Aim =>
Pictures do not belong in the copy; restate the records below word for word.

Records for processing =>
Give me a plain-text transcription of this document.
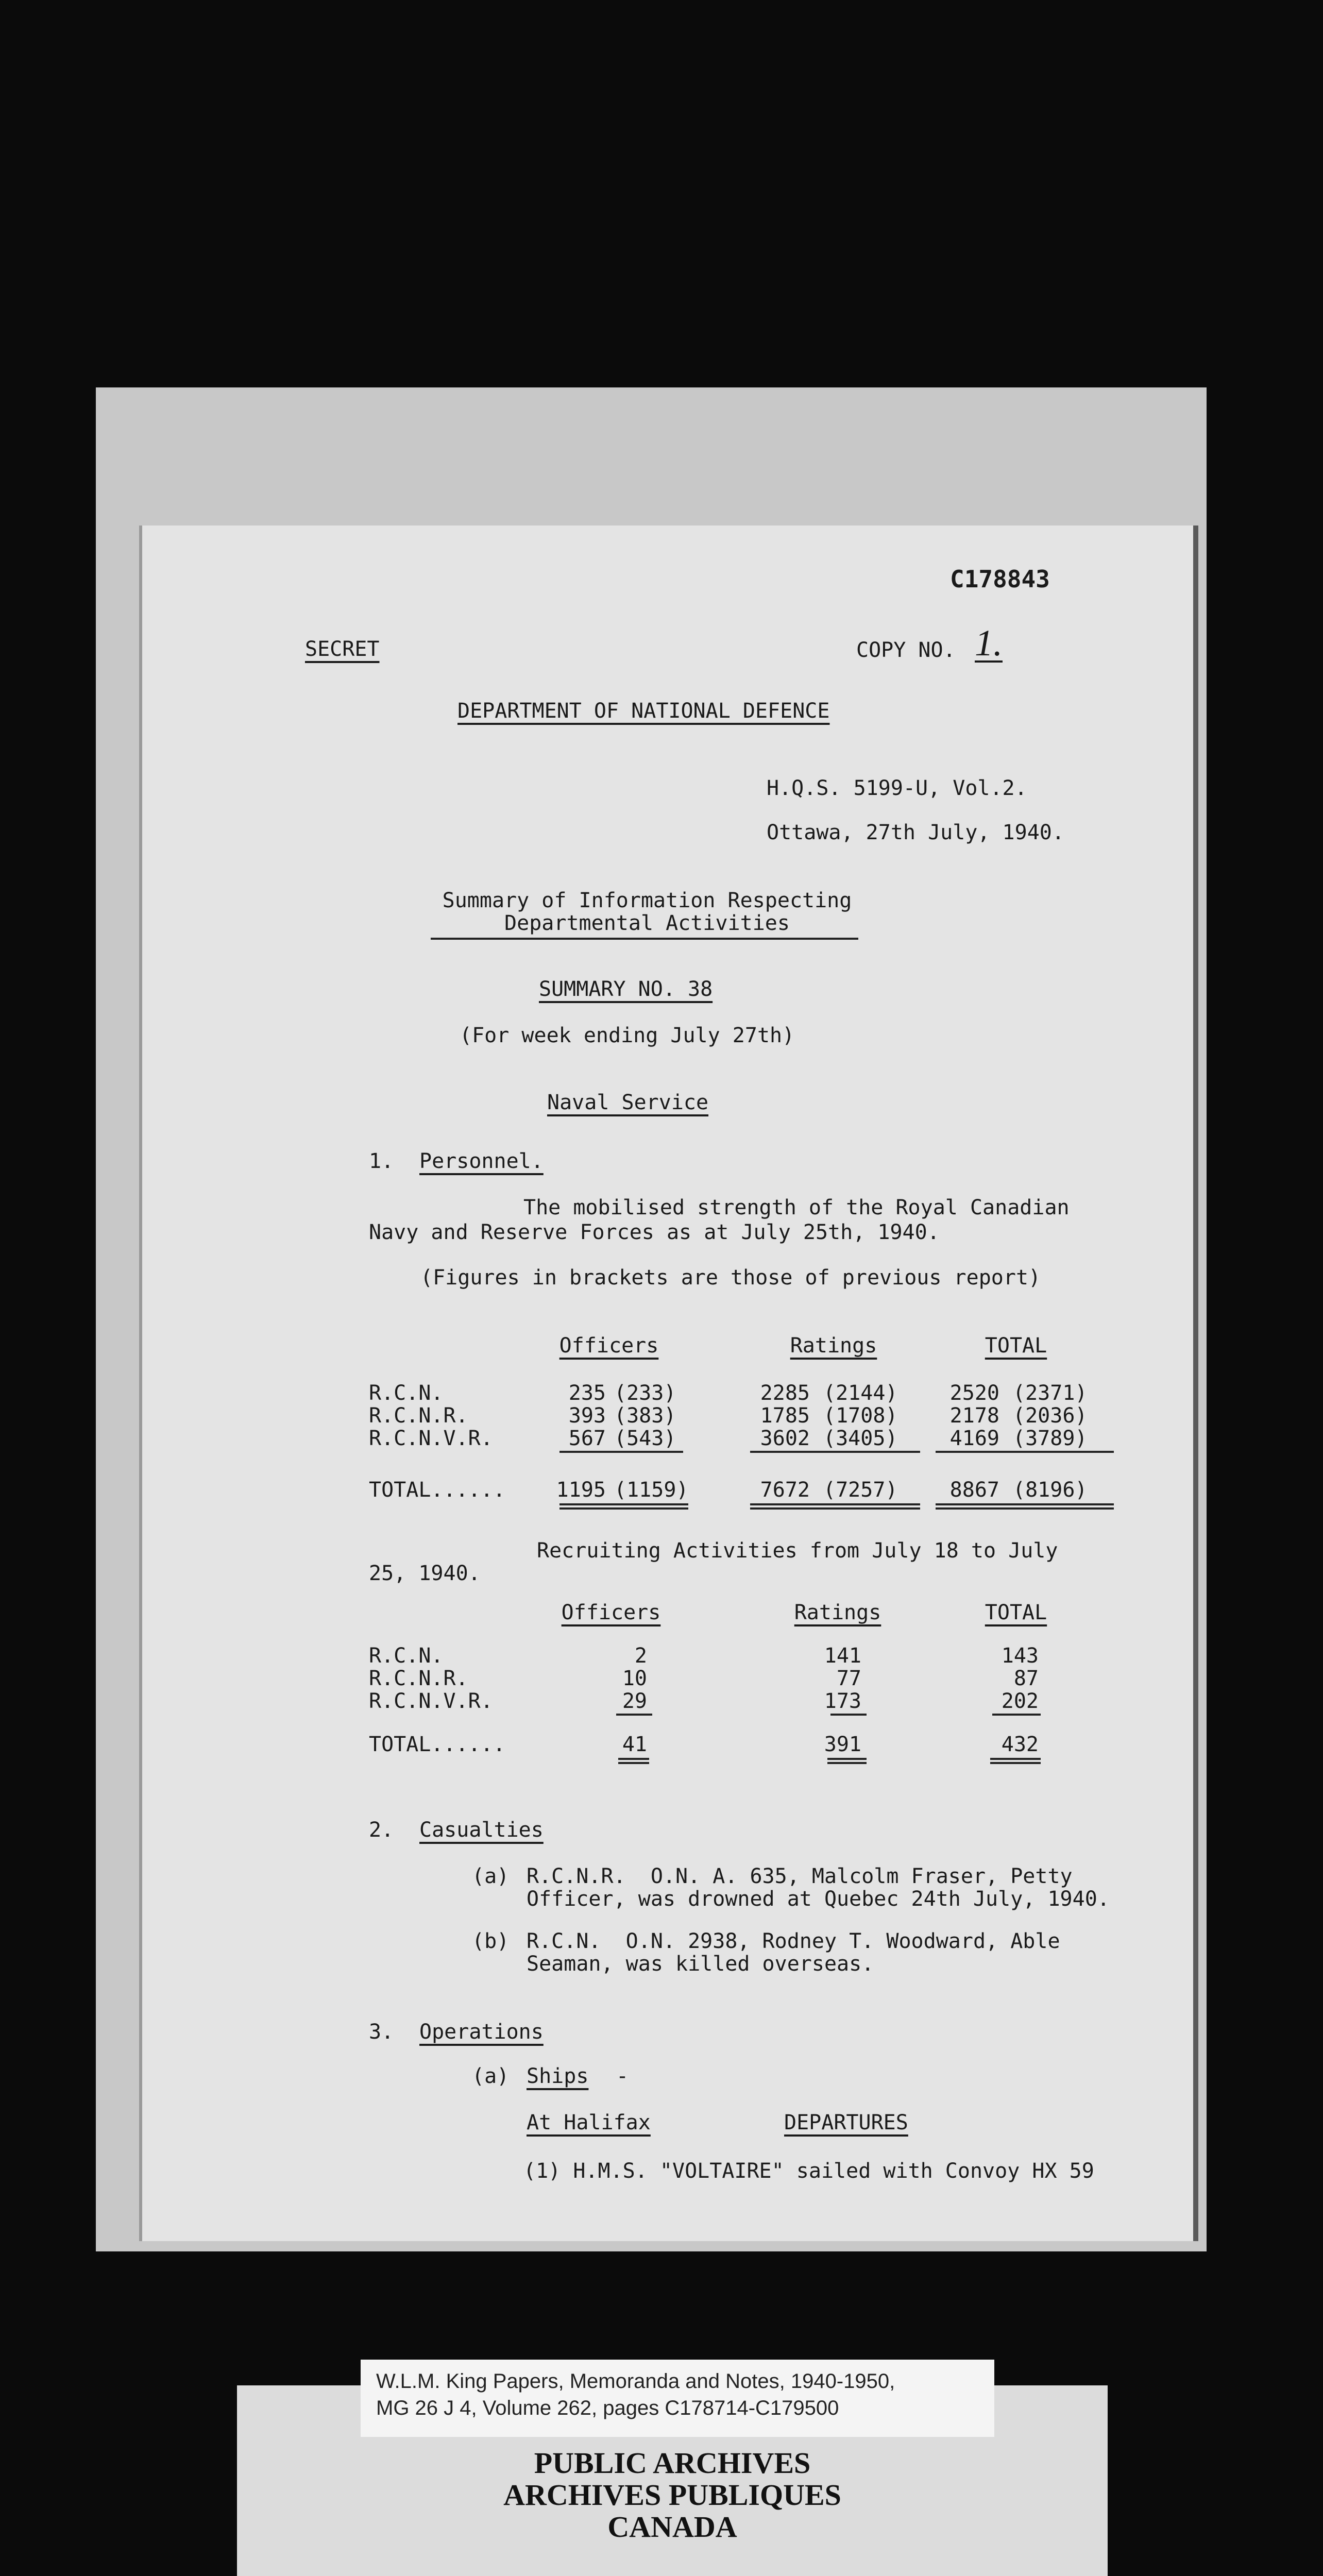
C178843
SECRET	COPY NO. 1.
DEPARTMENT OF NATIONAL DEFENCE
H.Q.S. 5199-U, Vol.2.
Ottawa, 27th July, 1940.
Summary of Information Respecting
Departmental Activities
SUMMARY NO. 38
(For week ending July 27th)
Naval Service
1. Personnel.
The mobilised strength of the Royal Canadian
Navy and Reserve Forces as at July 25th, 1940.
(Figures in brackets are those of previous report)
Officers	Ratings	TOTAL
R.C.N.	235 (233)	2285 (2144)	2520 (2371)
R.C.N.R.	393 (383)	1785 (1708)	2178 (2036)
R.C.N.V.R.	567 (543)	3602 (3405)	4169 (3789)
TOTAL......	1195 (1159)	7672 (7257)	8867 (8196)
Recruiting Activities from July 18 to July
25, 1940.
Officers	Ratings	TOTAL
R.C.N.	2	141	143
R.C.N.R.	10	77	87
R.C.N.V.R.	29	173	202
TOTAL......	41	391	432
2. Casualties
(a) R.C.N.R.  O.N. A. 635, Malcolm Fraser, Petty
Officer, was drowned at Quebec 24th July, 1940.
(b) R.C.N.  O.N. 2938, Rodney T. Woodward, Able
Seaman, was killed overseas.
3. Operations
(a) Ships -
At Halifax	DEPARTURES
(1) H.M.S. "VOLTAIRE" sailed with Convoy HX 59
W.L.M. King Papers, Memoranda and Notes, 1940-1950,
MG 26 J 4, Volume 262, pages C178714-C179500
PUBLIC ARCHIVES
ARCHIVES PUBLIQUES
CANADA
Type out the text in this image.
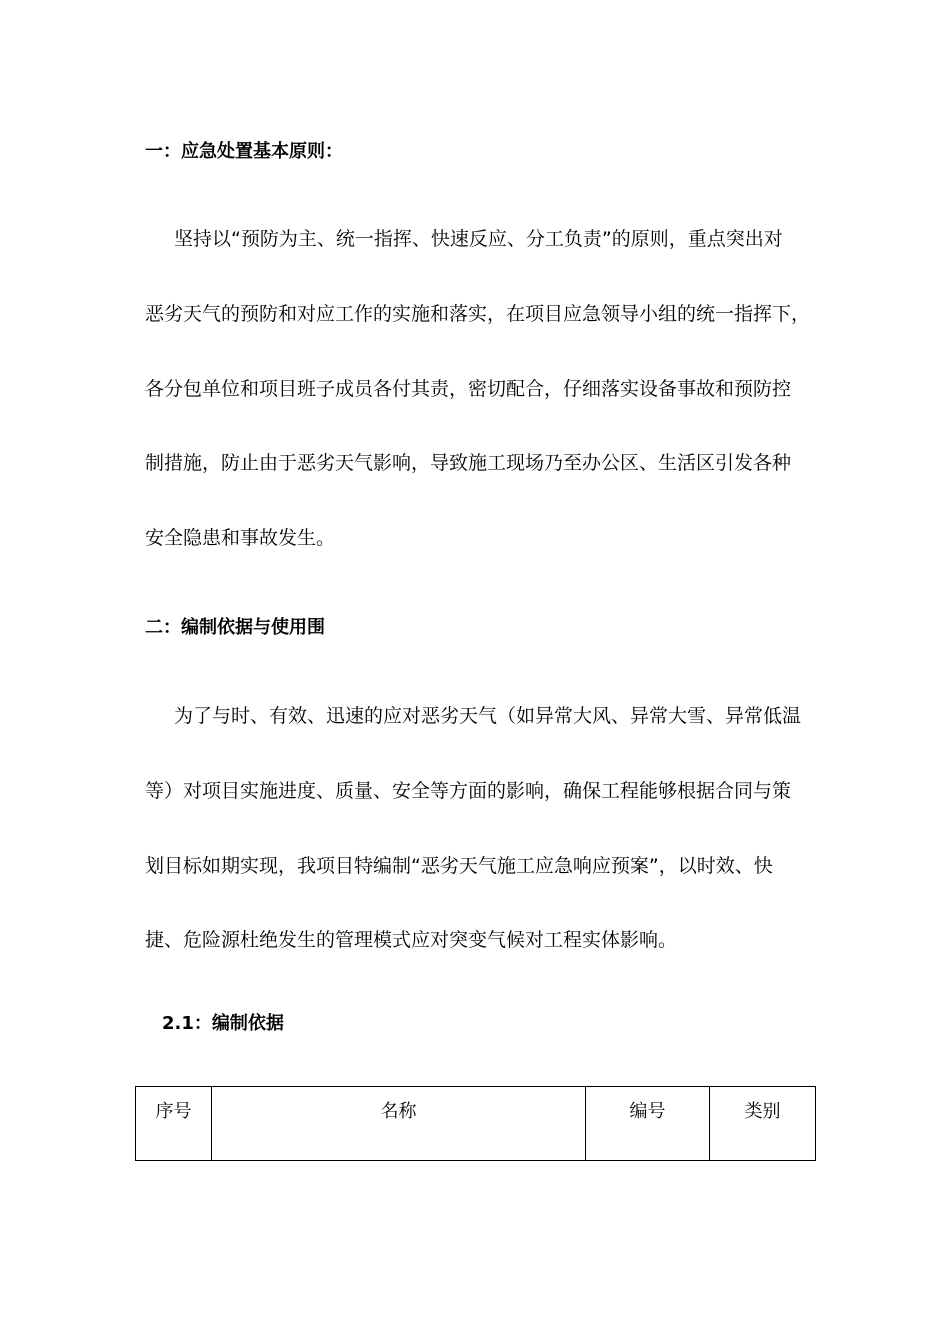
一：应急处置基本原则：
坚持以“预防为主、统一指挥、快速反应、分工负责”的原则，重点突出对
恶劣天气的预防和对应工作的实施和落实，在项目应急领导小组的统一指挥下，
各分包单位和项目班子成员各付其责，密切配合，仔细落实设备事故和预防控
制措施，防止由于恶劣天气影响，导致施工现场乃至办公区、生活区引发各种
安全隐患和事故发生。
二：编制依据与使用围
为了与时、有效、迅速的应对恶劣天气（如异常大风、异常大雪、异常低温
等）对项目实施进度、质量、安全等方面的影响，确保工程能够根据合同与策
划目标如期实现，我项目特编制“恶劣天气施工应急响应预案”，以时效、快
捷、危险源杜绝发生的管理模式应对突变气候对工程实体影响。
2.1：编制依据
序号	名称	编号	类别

In response =>
Give me a plain-text transcription of this document.
C178843
SECRET	COPY NO. 1.
DEPARTMENT OF NATIONAL DEFENCE
H.Q.S. 5199-U, Vol.2.
Ottawa, 27th July, 1940.
Summary of Information Respecting
Departmental Activities
SUMMARY NO. 38
(For week ending July 27th)
Naval Service
1. Personnel.
The mobilised strength of the Royal Canadian
Navy and Reserve Forces as at July 25th, 1940.
(Figures in brackets are those of previous report)
Officers	Ratings	TOTAL
R.C.N.	235 (233)	2285 (2144)	2520 (2371)
R.C.N.R.	393 (383)	1785 (1708)	2178 (2036)
R.C.N.V.R.	567 (543)	3602 (3405)	4169 (3789)
TOTAL......	1195 (1159)	7672 (7257)	8867 (8196)
Recruiting Activities from July 18 to July
25, 1940.
Officers	Ratings	TOTAL
R.C.N.	2	141	143
R.C.N.R.	10	77	87
R.C.N.V.R.	29	173	202
TOTAL......	41	391	432
2. Casualties
(a) R.C.N.R.  O.N. A. 635, Malcolm Fraser, Petty
Officer, was drowned at Quebec 24th July, 1940.
(b) R.C.N.  O.N. 2938, Rodney T. Woodward, Able
Seaman, was killed overseas.
3. Operations
(a) Ships -
At Halifax	DEPARTURES
(1) H.M.S. "VOLTAIRE" sailed with Convoy HX 59
W.L.M. King Papers, Memoranda and Notes, 1940-1950,
MG 26 J 4, Volume 262, pages C178714-C179500
PUBLIC ARCHIVES
ARCHIVES PUBLIQUES
CANADA
Type out the text in this image.
一：应急处置基本原则：
坚持以“预防为主、统一指挥、快速反应、分工负责”的原则，重点突出对
恶劣天气的预防和对应工作的实施和落实，在项目应急领导小组的统一指挥下，
各分包单位和项目班子成员各付其责，密切配合，仔细落实设备事故和预防控
制措施，防止由于恶劣天气影响，导致施工现场乃至办公区、生活区引发各种
安全隐患和事故发生。
二：编制依据与使用围
为了与时、有效、迅速的应对恶劣天气（如异常大风、异常大雪、异常低温
等）对项目实施进度、质量、安全等方面的影响，确保工程能够根据合同与策
划目标如期实现，我项目特编制“恶劣天气施工应急响应预案”，以时效、快
捷、危险源杜绝发生的管理模式应对突变气候对工程实体影响。
2.1：编制依据
序号	名称	编号	类别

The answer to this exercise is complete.